#### [Exercise objective]
Copy each line containing the word "name" from the records that follow, please.
______________________________
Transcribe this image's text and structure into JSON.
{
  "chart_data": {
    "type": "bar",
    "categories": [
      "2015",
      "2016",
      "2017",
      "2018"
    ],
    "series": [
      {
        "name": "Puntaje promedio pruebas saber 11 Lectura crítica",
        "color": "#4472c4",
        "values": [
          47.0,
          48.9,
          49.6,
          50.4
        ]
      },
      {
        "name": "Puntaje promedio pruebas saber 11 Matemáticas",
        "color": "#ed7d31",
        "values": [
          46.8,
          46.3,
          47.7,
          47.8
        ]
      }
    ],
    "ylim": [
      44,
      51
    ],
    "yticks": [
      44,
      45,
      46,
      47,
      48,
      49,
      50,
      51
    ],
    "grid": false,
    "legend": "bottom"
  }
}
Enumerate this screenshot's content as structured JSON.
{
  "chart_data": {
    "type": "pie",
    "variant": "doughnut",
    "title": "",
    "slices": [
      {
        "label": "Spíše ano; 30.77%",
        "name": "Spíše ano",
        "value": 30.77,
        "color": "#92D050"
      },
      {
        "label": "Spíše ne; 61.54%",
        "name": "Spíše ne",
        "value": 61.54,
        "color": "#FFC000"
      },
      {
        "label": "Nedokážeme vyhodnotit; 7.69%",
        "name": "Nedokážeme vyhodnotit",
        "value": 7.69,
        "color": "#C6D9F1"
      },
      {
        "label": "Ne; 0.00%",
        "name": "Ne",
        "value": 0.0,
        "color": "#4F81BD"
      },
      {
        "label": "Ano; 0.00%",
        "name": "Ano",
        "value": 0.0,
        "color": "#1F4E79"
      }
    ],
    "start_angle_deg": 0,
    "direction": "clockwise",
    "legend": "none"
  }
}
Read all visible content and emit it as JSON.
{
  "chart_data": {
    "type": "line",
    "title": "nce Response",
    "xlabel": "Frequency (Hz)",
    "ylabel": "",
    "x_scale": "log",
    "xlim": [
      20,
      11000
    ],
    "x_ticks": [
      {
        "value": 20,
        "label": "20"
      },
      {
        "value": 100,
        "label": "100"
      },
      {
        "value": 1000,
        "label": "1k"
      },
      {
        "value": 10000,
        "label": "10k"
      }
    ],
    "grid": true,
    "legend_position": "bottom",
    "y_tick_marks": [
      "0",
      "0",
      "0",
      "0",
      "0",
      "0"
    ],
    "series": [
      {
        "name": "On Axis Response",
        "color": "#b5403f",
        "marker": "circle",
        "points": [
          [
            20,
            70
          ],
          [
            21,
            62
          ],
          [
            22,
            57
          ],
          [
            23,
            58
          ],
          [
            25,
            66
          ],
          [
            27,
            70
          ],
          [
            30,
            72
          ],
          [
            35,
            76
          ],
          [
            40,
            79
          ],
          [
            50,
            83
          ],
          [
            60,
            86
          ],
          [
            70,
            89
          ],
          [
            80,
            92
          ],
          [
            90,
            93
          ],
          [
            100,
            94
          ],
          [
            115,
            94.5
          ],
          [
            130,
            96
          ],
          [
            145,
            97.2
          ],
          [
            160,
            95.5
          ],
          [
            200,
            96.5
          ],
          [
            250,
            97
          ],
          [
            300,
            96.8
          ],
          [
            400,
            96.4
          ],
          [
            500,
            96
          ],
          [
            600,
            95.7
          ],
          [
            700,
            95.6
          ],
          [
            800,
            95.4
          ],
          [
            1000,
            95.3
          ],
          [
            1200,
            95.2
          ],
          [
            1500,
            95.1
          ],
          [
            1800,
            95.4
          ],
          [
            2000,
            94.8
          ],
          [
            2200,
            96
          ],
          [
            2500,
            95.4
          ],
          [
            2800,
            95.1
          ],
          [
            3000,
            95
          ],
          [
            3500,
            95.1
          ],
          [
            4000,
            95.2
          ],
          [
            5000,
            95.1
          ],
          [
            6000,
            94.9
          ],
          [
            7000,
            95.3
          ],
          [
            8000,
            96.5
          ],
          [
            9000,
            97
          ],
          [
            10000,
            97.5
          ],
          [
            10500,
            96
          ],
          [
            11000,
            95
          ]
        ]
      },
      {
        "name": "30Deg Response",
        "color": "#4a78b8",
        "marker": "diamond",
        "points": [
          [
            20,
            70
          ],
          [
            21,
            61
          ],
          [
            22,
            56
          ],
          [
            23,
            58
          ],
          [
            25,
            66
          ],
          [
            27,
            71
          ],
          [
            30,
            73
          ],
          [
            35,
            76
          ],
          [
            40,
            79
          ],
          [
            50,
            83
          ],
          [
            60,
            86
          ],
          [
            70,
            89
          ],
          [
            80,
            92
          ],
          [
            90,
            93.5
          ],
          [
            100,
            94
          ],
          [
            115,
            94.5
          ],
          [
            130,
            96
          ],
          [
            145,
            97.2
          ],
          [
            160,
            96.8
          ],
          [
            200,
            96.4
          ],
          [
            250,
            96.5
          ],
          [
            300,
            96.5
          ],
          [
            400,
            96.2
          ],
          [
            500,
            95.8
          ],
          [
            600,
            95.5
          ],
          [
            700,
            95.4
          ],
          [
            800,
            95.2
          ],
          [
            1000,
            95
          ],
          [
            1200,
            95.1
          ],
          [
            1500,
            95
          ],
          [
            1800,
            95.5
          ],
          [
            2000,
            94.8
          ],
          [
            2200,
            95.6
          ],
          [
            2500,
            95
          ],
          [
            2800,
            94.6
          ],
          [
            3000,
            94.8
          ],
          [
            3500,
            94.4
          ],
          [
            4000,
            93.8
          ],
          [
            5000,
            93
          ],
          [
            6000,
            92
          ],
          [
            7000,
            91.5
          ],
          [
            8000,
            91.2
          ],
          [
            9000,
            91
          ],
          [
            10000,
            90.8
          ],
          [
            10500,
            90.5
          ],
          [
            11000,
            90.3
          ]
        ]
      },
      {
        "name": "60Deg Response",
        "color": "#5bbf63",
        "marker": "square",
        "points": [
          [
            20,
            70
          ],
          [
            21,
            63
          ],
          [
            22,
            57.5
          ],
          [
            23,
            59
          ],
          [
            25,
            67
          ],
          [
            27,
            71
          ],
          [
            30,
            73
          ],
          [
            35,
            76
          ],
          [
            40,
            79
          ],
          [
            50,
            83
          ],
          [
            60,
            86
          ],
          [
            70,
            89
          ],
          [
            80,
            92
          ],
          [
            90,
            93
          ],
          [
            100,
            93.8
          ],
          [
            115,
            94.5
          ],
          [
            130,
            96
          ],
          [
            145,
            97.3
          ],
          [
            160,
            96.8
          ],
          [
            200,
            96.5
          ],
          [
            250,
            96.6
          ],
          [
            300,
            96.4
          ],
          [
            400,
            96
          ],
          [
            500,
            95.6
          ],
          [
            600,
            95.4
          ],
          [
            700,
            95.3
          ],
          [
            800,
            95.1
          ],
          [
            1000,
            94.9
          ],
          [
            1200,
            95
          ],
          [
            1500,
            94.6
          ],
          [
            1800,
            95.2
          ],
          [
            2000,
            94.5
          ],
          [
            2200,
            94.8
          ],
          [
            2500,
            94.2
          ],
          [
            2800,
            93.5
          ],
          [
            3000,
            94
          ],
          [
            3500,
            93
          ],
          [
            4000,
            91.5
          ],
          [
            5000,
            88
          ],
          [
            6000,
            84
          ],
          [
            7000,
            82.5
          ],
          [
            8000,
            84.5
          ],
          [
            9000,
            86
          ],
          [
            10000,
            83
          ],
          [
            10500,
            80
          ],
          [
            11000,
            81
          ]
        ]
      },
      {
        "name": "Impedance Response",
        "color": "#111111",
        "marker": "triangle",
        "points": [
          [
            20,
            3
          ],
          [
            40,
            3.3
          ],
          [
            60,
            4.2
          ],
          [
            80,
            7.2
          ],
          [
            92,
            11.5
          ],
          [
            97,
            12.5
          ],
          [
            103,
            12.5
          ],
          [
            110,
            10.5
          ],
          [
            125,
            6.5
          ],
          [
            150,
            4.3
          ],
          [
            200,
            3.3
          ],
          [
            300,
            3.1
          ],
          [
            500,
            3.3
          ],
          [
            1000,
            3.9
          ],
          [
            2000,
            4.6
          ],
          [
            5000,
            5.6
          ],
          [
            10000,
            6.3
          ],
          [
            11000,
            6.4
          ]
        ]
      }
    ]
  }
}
______________________________
#### [Full solution]
        "name": "Puntaje promedio pruebas saber 11 Lectura crítica",
        "name": "Puntaje promedio pruebas saber 11 Matemáticas",
        "name": "Spíše ano",
        "name": "Spíše ne",
        "name": "Nedokážeme vyhodnotit",
        "name": "Ne",
        "name": "Ano",
        "name": "On Axis Response",
        "name": "30Deg Response",
        "name": "60Deg Response",
        "name": "Impedance Response",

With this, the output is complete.